WRITTEN INSTRUCTION :: Copy each line that contains the string "something".

DATA PROVIDED ::
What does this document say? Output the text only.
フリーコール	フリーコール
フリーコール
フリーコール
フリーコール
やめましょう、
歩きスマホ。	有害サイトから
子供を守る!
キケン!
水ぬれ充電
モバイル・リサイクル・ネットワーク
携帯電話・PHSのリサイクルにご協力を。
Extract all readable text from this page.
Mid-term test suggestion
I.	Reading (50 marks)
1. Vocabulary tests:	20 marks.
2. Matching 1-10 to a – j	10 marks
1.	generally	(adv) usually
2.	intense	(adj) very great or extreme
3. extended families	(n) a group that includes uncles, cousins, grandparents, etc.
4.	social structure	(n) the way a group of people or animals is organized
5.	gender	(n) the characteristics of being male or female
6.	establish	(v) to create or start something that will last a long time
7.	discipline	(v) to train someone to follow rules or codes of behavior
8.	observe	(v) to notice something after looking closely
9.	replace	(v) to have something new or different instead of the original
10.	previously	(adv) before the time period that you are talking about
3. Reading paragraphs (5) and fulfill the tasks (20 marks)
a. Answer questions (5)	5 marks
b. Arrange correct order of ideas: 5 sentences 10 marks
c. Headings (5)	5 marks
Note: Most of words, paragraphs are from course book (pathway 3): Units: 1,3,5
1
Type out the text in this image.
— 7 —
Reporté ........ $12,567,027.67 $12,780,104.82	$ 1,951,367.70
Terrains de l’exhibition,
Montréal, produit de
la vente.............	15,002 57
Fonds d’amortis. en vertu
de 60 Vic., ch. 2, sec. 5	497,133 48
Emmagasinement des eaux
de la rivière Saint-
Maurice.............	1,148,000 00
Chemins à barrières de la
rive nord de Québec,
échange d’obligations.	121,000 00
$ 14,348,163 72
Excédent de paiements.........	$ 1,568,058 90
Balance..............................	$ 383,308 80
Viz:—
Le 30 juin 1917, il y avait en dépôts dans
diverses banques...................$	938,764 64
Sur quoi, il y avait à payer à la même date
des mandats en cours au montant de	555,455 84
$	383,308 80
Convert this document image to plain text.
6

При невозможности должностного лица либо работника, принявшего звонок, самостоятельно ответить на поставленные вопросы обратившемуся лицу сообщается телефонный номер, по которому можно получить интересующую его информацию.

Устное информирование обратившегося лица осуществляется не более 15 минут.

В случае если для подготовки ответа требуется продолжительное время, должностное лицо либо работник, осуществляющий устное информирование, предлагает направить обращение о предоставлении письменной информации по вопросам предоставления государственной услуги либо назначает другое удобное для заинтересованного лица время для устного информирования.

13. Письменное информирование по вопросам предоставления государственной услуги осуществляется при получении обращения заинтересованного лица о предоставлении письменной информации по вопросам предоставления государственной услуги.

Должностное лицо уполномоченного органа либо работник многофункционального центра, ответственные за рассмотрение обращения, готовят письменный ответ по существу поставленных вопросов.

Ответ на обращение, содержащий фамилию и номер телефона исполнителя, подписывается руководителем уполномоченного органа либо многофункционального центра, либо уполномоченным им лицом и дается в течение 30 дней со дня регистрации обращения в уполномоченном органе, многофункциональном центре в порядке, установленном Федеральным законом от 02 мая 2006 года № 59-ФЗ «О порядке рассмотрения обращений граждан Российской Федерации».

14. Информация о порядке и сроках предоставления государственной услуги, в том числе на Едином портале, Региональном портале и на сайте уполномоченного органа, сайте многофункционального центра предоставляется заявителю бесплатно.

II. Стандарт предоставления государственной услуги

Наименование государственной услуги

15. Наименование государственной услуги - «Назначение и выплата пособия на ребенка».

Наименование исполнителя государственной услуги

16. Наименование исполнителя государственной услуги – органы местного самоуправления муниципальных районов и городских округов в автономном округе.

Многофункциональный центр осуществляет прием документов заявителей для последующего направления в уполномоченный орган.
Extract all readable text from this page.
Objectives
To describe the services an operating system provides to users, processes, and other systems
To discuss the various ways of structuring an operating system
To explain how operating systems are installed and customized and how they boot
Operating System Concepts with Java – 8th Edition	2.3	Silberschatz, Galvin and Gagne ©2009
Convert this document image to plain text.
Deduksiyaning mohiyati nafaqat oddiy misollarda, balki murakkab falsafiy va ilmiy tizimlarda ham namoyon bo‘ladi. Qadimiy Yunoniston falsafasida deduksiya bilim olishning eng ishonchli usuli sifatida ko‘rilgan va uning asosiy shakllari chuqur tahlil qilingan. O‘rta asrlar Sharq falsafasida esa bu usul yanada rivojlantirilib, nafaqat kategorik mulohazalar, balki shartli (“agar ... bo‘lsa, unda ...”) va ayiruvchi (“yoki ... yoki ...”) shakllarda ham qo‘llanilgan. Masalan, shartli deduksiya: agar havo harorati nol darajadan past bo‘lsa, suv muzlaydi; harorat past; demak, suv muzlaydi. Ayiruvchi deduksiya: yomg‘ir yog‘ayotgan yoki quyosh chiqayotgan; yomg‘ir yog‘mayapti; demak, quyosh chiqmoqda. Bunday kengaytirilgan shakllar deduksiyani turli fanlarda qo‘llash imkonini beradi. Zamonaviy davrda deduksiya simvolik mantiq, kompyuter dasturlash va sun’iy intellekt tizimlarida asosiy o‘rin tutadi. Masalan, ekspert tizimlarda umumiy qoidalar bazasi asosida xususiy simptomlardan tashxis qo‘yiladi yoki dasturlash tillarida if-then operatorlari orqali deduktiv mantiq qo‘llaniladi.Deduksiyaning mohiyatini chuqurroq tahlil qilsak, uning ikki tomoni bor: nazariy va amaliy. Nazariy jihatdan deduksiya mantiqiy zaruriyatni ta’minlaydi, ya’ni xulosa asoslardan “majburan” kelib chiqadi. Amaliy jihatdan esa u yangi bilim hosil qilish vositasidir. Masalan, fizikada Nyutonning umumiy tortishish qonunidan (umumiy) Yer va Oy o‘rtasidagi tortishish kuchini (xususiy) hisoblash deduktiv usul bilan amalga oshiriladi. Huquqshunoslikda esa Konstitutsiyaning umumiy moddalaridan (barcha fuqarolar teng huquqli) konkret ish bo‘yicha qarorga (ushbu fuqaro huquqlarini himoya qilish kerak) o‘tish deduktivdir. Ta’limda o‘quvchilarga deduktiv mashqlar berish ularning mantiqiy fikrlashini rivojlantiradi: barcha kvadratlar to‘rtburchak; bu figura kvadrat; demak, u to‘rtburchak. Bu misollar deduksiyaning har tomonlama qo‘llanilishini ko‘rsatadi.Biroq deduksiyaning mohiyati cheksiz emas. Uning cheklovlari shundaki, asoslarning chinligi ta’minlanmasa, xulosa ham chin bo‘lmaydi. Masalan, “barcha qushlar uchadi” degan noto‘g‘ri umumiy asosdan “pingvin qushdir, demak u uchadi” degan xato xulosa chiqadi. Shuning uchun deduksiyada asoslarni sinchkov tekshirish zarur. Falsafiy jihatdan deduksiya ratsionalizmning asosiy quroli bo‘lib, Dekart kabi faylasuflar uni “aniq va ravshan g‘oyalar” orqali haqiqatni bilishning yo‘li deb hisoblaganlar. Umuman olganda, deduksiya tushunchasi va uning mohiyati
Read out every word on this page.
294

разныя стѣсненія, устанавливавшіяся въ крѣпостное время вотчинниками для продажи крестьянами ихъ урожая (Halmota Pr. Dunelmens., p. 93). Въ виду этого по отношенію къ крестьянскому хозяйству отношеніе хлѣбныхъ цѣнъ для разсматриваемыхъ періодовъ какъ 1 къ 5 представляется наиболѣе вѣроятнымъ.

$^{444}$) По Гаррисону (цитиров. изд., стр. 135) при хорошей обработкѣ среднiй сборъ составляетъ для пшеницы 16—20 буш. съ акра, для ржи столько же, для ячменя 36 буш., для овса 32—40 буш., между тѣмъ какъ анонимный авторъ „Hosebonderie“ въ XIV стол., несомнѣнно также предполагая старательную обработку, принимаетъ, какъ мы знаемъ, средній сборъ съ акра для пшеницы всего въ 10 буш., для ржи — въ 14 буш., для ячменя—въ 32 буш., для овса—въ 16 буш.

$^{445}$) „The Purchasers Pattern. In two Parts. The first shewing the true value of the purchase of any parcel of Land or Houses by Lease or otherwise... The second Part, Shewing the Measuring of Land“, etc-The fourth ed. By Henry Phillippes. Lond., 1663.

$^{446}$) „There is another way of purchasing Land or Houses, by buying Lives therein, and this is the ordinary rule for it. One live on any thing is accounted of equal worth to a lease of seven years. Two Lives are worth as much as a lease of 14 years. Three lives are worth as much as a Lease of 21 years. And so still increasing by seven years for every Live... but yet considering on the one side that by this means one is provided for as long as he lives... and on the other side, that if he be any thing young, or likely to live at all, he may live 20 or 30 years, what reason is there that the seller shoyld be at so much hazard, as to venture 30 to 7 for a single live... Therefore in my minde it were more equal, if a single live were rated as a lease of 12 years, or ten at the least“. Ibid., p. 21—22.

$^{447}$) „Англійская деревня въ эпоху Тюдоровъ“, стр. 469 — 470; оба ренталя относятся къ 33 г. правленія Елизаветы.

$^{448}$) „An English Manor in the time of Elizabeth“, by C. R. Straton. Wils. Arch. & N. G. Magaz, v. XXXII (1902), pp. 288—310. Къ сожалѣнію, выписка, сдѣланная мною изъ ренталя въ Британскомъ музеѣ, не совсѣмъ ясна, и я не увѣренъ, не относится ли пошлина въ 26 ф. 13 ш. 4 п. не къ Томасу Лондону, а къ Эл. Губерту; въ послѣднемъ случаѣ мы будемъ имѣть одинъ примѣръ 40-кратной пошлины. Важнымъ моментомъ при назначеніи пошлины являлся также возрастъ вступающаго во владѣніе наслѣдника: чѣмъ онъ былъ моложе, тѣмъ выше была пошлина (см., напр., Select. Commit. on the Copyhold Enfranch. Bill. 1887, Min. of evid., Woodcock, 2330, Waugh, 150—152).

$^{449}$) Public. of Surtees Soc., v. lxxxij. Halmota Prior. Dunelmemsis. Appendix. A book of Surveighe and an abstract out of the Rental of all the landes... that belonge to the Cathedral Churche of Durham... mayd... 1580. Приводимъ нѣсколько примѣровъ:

RESPONSE TO THIS TASK ::
6.	establish	(v) to create or start something that will last a long time
8.	observe	(v) to notice something after looking closely
9.	replace	(v) to have something new or different instead of the original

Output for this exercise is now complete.